* [Task prompt] Each line that follows should be printed again exactly as it stands.

* [Data supplied]
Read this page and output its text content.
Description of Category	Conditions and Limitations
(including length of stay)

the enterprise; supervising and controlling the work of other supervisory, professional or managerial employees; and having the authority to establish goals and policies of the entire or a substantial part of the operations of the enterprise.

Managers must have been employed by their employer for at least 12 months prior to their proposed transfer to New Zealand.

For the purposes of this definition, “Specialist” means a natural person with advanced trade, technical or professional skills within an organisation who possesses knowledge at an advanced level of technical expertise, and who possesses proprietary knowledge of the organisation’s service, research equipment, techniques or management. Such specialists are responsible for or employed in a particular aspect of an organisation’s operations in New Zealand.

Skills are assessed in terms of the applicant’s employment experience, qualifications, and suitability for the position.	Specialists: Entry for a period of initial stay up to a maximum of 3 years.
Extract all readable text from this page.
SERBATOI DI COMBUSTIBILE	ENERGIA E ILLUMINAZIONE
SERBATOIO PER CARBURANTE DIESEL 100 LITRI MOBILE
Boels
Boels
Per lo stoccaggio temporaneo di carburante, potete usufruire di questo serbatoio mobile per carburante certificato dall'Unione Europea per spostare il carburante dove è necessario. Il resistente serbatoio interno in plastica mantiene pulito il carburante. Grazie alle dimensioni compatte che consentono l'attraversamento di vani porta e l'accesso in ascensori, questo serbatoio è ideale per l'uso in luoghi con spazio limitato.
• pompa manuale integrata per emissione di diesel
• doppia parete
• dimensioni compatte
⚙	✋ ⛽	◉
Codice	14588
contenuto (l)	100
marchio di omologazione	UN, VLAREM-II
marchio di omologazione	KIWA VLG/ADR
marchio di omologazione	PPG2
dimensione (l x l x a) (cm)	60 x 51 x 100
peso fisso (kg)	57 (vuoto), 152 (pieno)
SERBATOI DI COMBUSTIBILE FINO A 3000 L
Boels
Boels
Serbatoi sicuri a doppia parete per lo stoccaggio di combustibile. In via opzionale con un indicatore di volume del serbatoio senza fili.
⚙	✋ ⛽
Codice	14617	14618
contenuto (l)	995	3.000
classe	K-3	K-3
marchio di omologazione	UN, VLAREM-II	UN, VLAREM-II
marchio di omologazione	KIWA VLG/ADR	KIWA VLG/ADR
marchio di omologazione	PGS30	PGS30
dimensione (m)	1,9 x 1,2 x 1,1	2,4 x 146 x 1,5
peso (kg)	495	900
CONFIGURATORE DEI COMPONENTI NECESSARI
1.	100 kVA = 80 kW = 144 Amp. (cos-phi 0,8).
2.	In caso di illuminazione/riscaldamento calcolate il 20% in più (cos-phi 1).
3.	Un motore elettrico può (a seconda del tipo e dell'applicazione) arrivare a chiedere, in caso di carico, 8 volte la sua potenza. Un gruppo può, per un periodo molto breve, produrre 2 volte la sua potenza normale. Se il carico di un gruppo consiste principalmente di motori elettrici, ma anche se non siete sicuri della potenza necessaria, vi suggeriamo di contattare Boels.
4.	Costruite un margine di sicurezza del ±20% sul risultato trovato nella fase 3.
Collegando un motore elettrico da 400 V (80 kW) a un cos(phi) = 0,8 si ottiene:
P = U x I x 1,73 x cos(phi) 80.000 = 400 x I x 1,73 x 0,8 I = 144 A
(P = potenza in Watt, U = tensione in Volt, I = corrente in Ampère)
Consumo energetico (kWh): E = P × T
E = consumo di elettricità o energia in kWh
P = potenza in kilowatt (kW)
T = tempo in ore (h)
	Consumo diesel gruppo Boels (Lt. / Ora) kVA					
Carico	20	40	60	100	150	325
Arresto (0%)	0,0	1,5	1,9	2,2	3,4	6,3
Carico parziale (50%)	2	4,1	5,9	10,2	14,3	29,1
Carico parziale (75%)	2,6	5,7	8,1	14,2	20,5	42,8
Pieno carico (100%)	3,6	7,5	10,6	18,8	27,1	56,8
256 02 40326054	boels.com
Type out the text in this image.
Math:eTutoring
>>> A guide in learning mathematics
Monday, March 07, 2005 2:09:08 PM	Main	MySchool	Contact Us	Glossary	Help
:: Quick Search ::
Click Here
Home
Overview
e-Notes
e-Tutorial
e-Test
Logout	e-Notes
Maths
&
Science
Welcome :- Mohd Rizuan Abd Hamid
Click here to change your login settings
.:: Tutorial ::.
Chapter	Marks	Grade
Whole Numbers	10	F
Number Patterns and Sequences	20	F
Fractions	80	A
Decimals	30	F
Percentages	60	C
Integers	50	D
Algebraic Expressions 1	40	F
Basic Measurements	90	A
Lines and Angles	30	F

* [Answer to this problem]
Read this page and output its text content.
Description of Category	Conditions and Limitations
(including length of stay)

the enterprise; supervising and controlling the work of other supervisory, professional or managerial employees; and having the authority to establish goals and policies of the entire or a substantial part of the operations of the enterprise.

Managers must have been employed by their employer for at least 12 months prior to their proposed transfer to New Zealand.

For the purposes of this definition, “Specialist” means a natural person with advanced trade, technical or professional skills within an organisation who possesses knowledge at an advanced level of technical expertise, and who possesses proprietary knowledge of the organisation’s service, research equipment, techniques or management. Such specialists are responsible for or employed in a particular aspect of an organisation’s operations in New Zealand.

Skills are assessed in terms of the applicant’s employment experience, qualifications, and suitability for the position.	Specialists: Entry for a period of initial stay up to a maximum of 3 years.
Extract all readable text from this page.
SERBATOI DI COMBUSTIBILE	ENERGIA E ILLUMINAZIONE
SERBATOIO PER CARBURANTE DIESEL 100 LITRI MOBILE
Boels
Boels
Per lo stoccaggio temporaneo di carburante, potete usufruire di questo serbatoio mobile per carburante certificato dall'Unione Europea per spostare il carburante dove è necessario. Il resistente serbatoio interno in plastica mantiene pulito il carburante. Grazie alle dimensioni compatte che consentono l'attraversamento di vani porta e l'accesso in ascensori, questo serbatoio è ideale per l'uso in luoghi con spazio limitato.
• pompa manuale integrata per emissione di diesel
• doppia parete
• dimensioni compatte
⚙	✋ ⛽	◉
Codice	14588
contenuto (l)	100
marchio di omologazione	UN, VLAREM-II
marchio di omologazione	KIWA VLG/ADR
marchio di omologazione	PPG2
dimensione (l x l x a) (cm)	60 x 51 x 100
peso fisso (kg)	57 (vuoto), 152 (pieno)
SERBATOI DI COMBUSTIBILE FINO A 3000 L
Boels
Boels
Serbatoi sicuri a doppia parete per lo stoccaggio di combustibile. In via opzionale con un indicatore di volume del serbatoio senza fili.
⚙	✋ ⛽
Codice	14617	14618
contenuto (l)	995	3.000
classe	K-3	K-3
marchio di omologazione	UN, VLAREM-II	UN, VLAREM-II
marchio di omologazione	KIWA VLG/ADR	KIWA VLG/ADR
marchio di omologazione	PGS30	PGS30
dimensione (m)	1,9 x 1,2 x 1,1	2,4 x 146 x 1,5
peso (kg)	495	900
CONFIGURATORE DEI COMPONENTI NECESSARI
1.	100 kVA = 80 kW = 144 Amp. (cos-phi 0,8).
2.	In caso di illuminazione/riscaldamento calcolate il 20% in più (cos-phi 1).
3.	Un motore elettrico può (a seconda del tipo e dell'applicazione) arrivare a chiedere, in caso di carico, 8 volte la sua potenza. Un gruppo può, per un periodo molto breve, produrre 2 volte la sua potenza normale. Se il carico di un gruppo consiste principalmente di motori elettrici, ma anche se non siete sicuri della potenza necessaria, vi suggeriamo di contattare Boels.
4.	Costruite un margine di sicurezza del ±20% sul risultato trovato nella fase 3.
Collegando un motore elettrico da 400 V (80 kW) a un cos(phi) = 0,8 si ottiene:
P = U x I x 1,73 x cos(phi) 80.000 = 400 x I x 1,73 x 0,8 I = 144 A
(P = potenza in Watt, U = tensione in Volt, I = corrente in Ampère)
Consumo energetico (kWh): E = P × T
E = consumo di elettricità o energia in kWh
P = potenza in kilowatt (kW)
T = tempo in ore (h)
	Consumo diesel gruppo Boels (Lt. / Ora) kVA					
Carico	20	40	60	100	150	325
Arresto (0%)	0,0	1,5	1,9	2,2	3,4	6,3
Carico parziale (50%)	2	4,1	5,9	10,2	14,3	29,1
Carico parziale (75%)	2,6	5,7	8,1	14,2	20,5	42,8
Pieno carico (100%)	3,6	7,5	10,6	18,8	27,1	56,8
256 02 40326054	boels.com
Type out the text in this image.
Math:eTutoring
>>> A guide in learning mathematics
Monday, March 07, 2005 2:09:08 PM	Main	MySchool	Contact Us	Glossary	Help
:: Quick Search ::
Click Here
Home
Overview
e-Notes
e-Tutorial
e-Test
Logout	e-Notes
Maths
&
Science
Welcome :- Mohd Rizuan Abd Hamid
Click here to change your login settings
.:: Tutorial ::.
Chapter	Marks	Grade
Whole Numbers	10	F
Number Patterns and Sequences	20	F
Fractions	80	A
Decimals	30	F
Percentages	60	C
Integers	50	D
Algebraic Expressions 1	40	F
Basic Measurements	90	A
Lines and Angles	30	F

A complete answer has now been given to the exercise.